*MATERIAL PROVIDED*:
begin

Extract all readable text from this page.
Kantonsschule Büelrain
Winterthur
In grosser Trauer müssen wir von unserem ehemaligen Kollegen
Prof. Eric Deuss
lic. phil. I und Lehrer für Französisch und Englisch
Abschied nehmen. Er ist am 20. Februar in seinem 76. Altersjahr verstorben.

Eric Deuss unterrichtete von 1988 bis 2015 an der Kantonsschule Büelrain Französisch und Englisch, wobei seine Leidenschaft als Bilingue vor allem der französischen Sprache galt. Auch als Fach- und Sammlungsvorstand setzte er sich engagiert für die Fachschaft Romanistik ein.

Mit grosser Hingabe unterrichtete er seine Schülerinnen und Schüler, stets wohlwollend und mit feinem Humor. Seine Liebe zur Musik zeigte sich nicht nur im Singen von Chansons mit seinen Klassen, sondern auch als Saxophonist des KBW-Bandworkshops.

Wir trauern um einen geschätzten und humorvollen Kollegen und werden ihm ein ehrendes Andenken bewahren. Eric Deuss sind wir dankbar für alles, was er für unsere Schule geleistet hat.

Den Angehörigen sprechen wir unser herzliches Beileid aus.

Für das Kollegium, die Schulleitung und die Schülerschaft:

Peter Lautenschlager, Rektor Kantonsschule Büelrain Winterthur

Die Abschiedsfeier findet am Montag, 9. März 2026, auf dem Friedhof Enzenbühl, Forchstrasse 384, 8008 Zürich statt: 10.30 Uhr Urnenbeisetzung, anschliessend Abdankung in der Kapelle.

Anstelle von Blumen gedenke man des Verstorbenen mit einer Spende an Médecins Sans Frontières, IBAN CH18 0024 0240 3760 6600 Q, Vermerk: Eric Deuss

end

*WRITTEN PROBLEM*:
What is the number of lines in this listing that contain the word "grosser"? Answer with that number and nothing else.

*RESULT OF THIS TASK*:
2